■ **Working data**:

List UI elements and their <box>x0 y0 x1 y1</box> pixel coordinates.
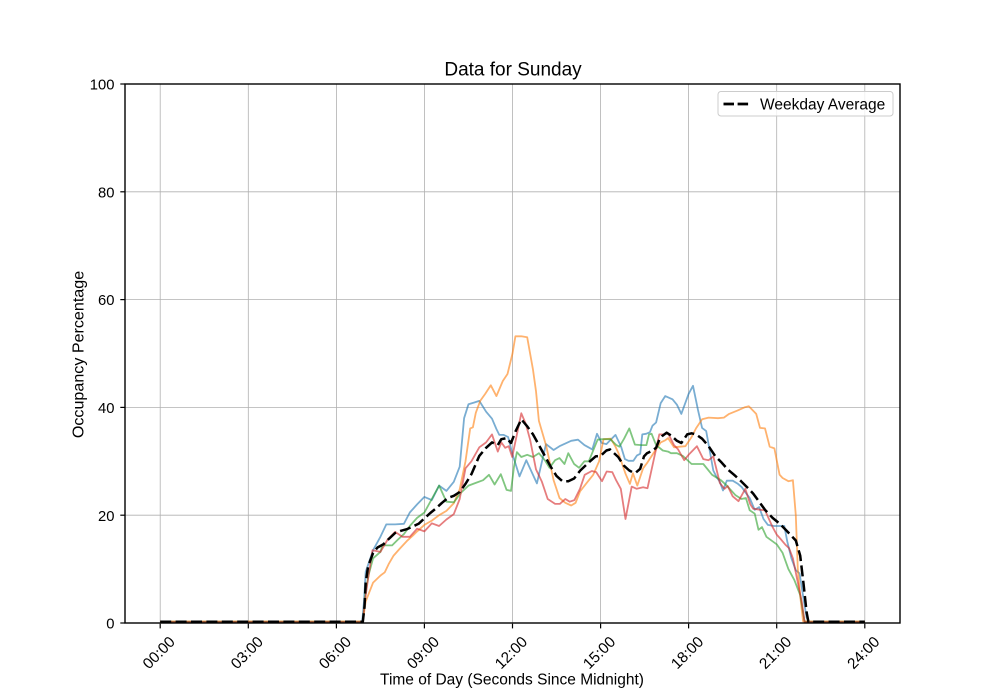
svg-text:40: 40 <box>98 401 114 417</box>
svg-text:Time of Day (Seconds Since Mid: Time of Day (Seconds Since Midnight) <box>380 672 644 689</box>
svg-text:80: 80 <box>98 185 114 201</box>
svg-text:Weekday Average: Weekday Average <box>760 97 885 114</box>
svg-text:Data for Sunday: Data for Sunday <box>444 60 582 81</box>
svg-text:100: 100 <box>90 78 115 94</box>
svg-text:0: 0 <box>106 617 114 633</box>
svg-text:60: 60 <box>98 293 114 309</box>
svg-text:20: 20 <box>98 509 114 525</box>
svg-text:Occupancy Percentage: Occupancy Percentage <box>70 271 88 438</box>
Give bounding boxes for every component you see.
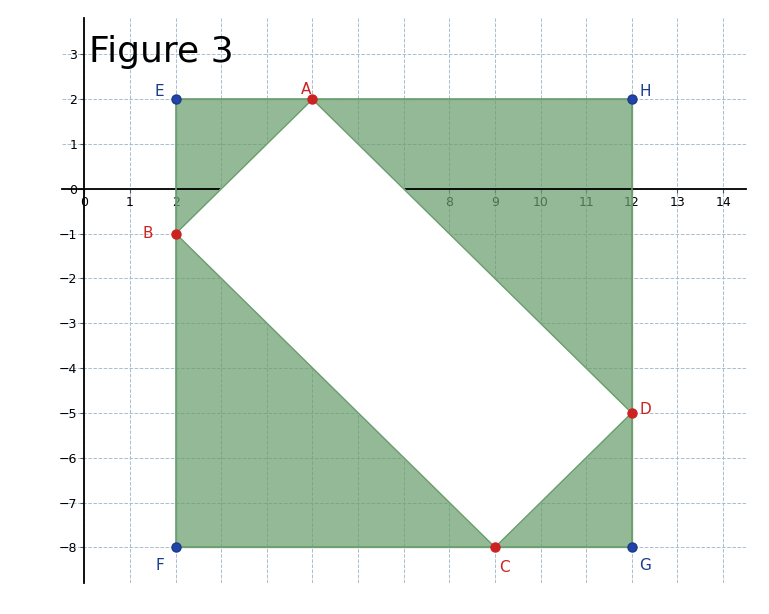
Text: F: F — [155, 558, 164, 573]
Polygon shape — [175, 99, 632, 548]
Text: E: E — [155, 84, 165, 99]
Text: H: H — [640, 84, 651, 99]
Polygon shape — [175, 99, 632, 548]
Text: D: D — [640, 402, 651, 417]
Text: A: A — [301, 82, 311, 97]
Text: B: B — [143, 226, 154, 241]
Text: Figure 3: Figure 3 — [89, 36, 234, 69]
Text: G: G — [640, 558, 651, 573]
Text: C: C — [499, 560, 509, 575]
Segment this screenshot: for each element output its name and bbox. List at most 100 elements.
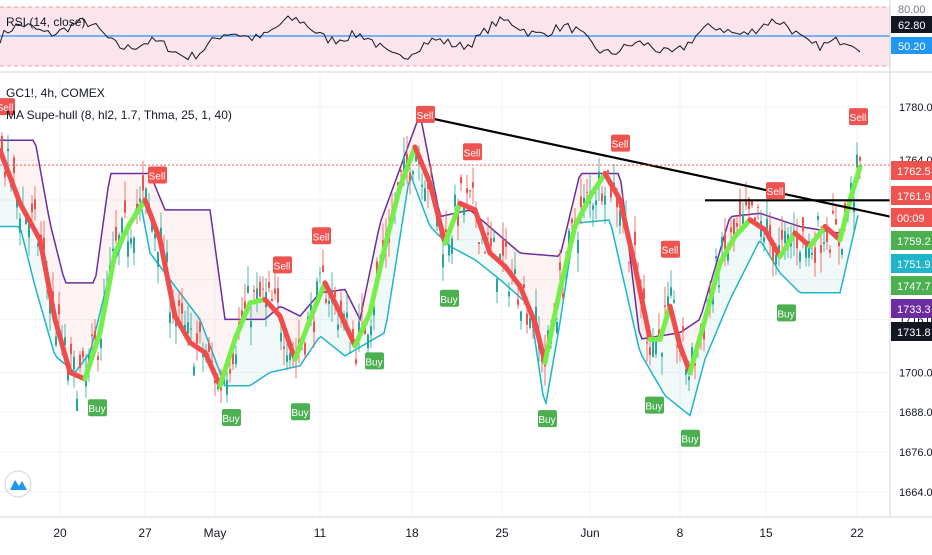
candle-body: [25, 218, 27, 225]
candle-body: [655, 341, 657, 355]
candle-body: [157, 251, 159, 267]
candle-body: [334, 289, 336, 298]
candle-body: [97, 356, 99, 360]
x-tick-label: Jun: [580, 526, 599, 540]
buy-signal[interactable]: Buy: [777, 304, 796, 322]
candle-body: [184, 324, 186, 332]
candle-body: [820, 245, 822, 253]
hull-segment: [382, 184, 403, 249]
time-axis[interactable]: 20 27 May 11 18 25 Jun 8 15 22: [53, 526, 864, 540]
buy-signal[interactable]: Buy: [222, 408, 241, 426]
candle-body: [199, 321, 201, 333]
rsi-line: [0, 15, 861, 61]
sell-signal[interactable]: Sell: [312, 227, 331, 245]
hull-segment: [397, 144, 418, 190]
hull-segment: [442, 200, 463, 246]
candle-body: [634, 231, 636, 245]
candle-body: [121, 218, 123, 233]
candle-body: [268, 281, 270, 288]
buy-signal[interactable]: Buy: [291, 403, 310, 421]
hull-segment: [542, 287, 563, 365]
candle-body: [355, 359, 357, 364]
candle-body: [244, 301, 246, 310]
sell-signal[interactable]: Sell: [463, 143, 482, 161]
hull-segment: [602, 170, 623, 203]
candle-body: [49, 299, 51, 314]
hull-segment: [822, 224, 843, 243]
hull-segment: [202, 350, 223, 389]
candle-body: [154, 233, 156, 239]
signal-text: Sell: [464, 148, 481, 159]
sell-signal[interactable]: Sell: [0, 98, 15, 116]
candle-body: [427, 183, 429, 189]
candle-body: [376, 261, 378, 274]
buy-signal[interactable]: Buy: [681, 429, 700, 447]
trendline[interactable]: [424, 116, 891, 218]
candle-body: [232, 352, 234, 365]
rsi-value-text: 62.80: [898, 20, 926, 32]
candle-body: [814, 247, 816, 263]
buy-signal[interactable]: Buy: [88, 399, 107, 417]
candle-body: [424, 188, 426, 201]
candle-body: [262, 288, 264, 290]
candle-body: [688, 376, 690, 381]
signal-text: Sell: [767, 187, 784, 198]
signal-text: Buy: [538, 415, 555, 426]
candle-body: [619, 210, 621, 226]
candle-body: [211, 360, 213, 363]
price-label: 1761.9: [891, 186, 932, 205]
candle-body: [124, 200, 126, 213]
buy-signal[interactable]: Buy: [645, 396, 664, 414]
hull-segment: [67, 369, 88, 382]
hull-segment: [572, 194, 593, 230]
rsi-signal-badge: [891, 37, 932, 54]
candle-body: [229, 369, 231, 374]
hull-segment: [367, 243, 388, 316]
candle-body: [766, 218, 768, 230]
buy-signal[interactable]: Buy: [365, 352, 384, 370]
hull-segment: [847, 164, 863, 203]
logo-icon[interactable]: [4, 470, 32, 498]
hull-segment: [112, 220, 133, 256]
signal-text: Buy: [645, 402, 662, 413]
hull-segment: [807, 224, 828, 249]
candle-body: [346, 312, 348, 318]
sell-signal[interactable]: Sell: [416, 105, 435, 123]
sell-signal[interactable]: Sell: [766, 182, 785, 200]
candle-body: [652, 341, 654, 357]
candle-body: [685, 368, 687, 375]
candle-body: [319, 272, 321, 274]
hull-segment: [187, 340, 208, 356]
indicator-label: MA Supe-hull (8, hl2, 1.7, Thma, 25, 1, …: [6, 108, 232, 122]
price-label-text: 1761.9: [897, 191, 931, 203]
price-label-text: 1733.3: [897, 304, 931, 316]
buy-signal[interactable]: Buy: [538, 410, 557, 428]
signal-text: Buy: [681, 435, 698, 446]
hull-segment: [127, 197, 148, 226]
candle-body: [670, 287, 672, 296]
candle-body: [817, 216, 819, 220]
candle-body: [604, 195, 606, 205]
candle-body: [373, 306, 375, 316]
candle-body: [409, 172, 411, 181]
candle-body: [304, 343, 306, 355]
candle-body: [247, 285, 249, 293]
signal-text: Buy: [88, 404, 105, 415]
sell-signal[interactable]: Sell: [148, 166, 167, 184]
candle-body: [28, 223, 30, 238]
buy-signal[interactable]: Buy: [440, 289, 459, 307]
candle-body: [484, 252, 486, 254]
candle-body: [703, 325, 705, 340]
candle-body: [112, 248, 114, 252]
sell-signal[interactable]: Sell: [849, 108, 868, 126]
candle-body: [403, 156, 405, 173]
hull-segment: [702, 260, 723, 322]
sell-signal[interactable]: Sell: [611, 134, 630, 152]
sell-signal[interactable]: Sell: [273, 256, 292, 274]
candle-body: [748, 198, 750, 210]
candle-body: [751, 199, 753, 206]
candle-body: [595, 200, 597, 206]
sell-signal[interactable]: Sell: [661, 240, 680, 258]
candle-body: [832, 210, 834, 214]
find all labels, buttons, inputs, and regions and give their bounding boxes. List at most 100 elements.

■ **Task details**:
Extract from the entries above the lines between the one holding "Text: F: F — [155, 558, 164, 573]" and the one holding "Segment this screenshot: for", inclusive, and reproduce them verbatim.

■ **Written answer**:
Text: F: F — [155, 558, 164, 573]
Polygon shape — [175, 99, 632, 548]
Text: E: E — [155, 84, 165, 99]
Text: H: H — [640, 84, 651, 99]
Polygon shape — [175, 99, 632, 548]
Text: D: D — [640, 402, 651, 417]
Text: A: A — [301, 82, 311, 97]
Text: B: B — [143, 226, 154, 241]
Text: Figure 3: Figure 3 — [89, 36, 234, 69]
Text: G: G — [640, 558, 651, 573]
Text: C: C — [499, 560, 509, 575]
Segment this screenshot: for each element output its name and bbox. List at most 100 elements.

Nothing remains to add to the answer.